▶ _PROBLEM TO WORK ON_: Beneath this task is a listing; retype all of it exactly.

Records from a data source

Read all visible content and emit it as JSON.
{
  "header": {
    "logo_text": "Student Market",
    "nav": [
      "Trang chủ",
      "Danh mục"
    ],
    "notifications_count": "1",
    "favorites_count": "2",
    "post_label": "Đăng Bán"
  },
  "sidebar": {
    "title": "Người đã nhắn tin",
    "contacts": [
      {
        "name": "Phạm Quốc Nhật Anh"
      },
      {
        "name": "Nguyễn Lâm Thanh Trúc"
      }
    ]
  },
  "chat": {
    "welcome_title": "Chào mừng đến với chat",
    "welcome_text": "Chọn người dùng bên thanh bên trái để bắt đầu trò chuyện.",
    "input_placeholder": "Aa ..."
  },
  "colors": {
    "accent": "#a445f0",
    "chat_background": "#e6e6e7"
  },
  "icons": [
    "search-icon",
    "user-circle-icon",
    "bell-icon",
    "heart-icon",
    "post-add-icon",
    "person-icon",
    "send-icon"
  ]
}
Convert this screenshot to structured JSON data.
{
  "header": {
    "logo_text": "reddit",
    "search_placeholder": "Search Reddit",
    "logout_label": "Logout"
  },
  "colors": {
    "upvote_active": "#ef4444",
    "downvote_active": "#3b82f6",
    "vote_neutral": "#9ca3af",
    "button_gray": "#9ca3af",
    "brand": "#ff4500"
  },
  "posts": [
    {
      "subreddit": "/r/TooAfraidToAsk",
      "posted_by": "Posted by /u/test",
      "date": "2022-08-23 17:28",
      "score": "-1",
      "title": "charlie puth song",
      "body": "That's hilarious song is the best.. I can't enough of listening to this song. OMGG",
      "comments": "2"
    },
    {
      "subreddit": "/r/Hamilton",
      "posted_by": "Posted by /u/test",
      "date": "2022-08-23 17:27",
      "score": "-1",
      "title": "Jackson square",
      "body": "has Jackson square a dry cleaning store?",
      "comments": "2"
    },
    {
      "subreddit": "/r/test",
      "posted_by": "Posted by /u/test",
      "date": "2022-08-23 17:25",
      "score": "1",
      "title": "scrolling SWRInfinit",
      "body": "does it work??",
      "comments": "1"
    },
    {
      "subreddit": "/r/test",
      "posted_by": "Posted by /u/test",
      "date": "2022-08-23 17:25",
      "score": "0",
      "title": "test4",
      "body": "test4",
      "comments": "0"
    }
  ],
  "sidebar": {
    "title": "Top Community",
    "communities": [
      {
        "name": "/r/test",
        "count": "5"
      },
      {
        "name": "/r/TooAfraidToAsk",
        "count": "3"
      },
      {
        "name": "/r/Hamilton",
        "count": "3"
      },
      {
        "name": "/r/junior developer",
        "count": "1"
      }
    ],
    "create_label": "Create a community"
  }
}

▶ _SOLUTION TO THIS TASK_:
Read all visible content and emit it as JSON.
{
  "header": {
    "logo_text": "Student Market",
    "nav": [
      "Trang chủ",
      "Danh mục"
    ],
    "notifications_count": "1",
    "favorites_count": "2",
    "post_label": "Đăng Bán"
  },
  "sidebar": {
    "title": "Người đã nhắn tin",
    "contacts": [
      {
        "name": "Phạm Quốc Nhật Anh"
      },
      {
        "name": "Nguyễn Lâm Thanh Trúc"
      }
    ]
  },
  "chat": {
    "welcome_title": "Chào mừng đến với chat",
    "welcome_text": "Chọn người dùng bên thanh bên trái để bắt đầu trò chuyện.",
    "input_placeholder": "Aa ..."
  },
  "colors": {
    "accent": "#a445f0",
    "chat_background": "#e6e6e7"
  },
  "icons": [
    "search-icon",
    "user-circle-icon",
    "bell-icon",
    "heart-icon",
    "post-add-icon",
    "person-icon",
    "send-icon"
  ]
}
Convert this screenshot to structured JSON data.
{
  "header": {
    "logo_text": "reddit",
    "search_placeholder": "Search Reddit",
    "logout_label": "Logout"
  },
  "colors": {
    "upvote_active": "#ef4444",
    "downvote_active": "#3b82f6",
    "vote_neutral": "#9ca3af",
    "button_gray": "#9ca3af",
    "brand": "#ff4500"
  },
  "posts": [
    {
      "subreddit": "/r/TooAfraidToAsk",
      "posted_by": "Posted by /u/test",
      "date": "2022-08-23 17:28",
      "score": "-1",
      "title": "charlie puth song",
      "body": "That's hilarious song is the best.. I can't enough of listening to this song. OMGG",
      "comments": "2"
    },
    {
      "subreddit": "/r/Hamilton",
      "posted_by": "Posted by /u/test",
      "date": "2022-08-23 17:27",
      "score": "-1",
      "title": "Jackson square",
      "body": "has Jackson square a dry cleaning store?",
      "comments": "2"
    },
    {
      "subreddit": "/r/test",
      "posted_by": "Posted by /u/test",
      "date": "2022-08-23 17:25",
      "score": "1",
      "title": "scrolling SWRInfinit",
      "body": "does it work??",
      "comments": "1"
    },
    {
      "subreddit": "/r/test",
      "posted_by": "Posted by /u/test",
      "date": "2022-08-23 17:25",
      "score": "0",
      "title": "test4",
      "body": "test4",
      "comments": "0"
    }
  ],
  "sidebar": {
    "title": "Top Community",
    "communities": [
      {
        "name": "/r/test",
        "count": "5"
      },
      {
        "name": "/r/TooAfraidToAsk",
        "count": "3"
      },
      {
        "name": "/r/Hamilton",
        "count": "3"
      },
      {
        "name": "/r/junior developer",
        "count": "1"
      }
    ],
    "create_label": "Create a community"
  }
}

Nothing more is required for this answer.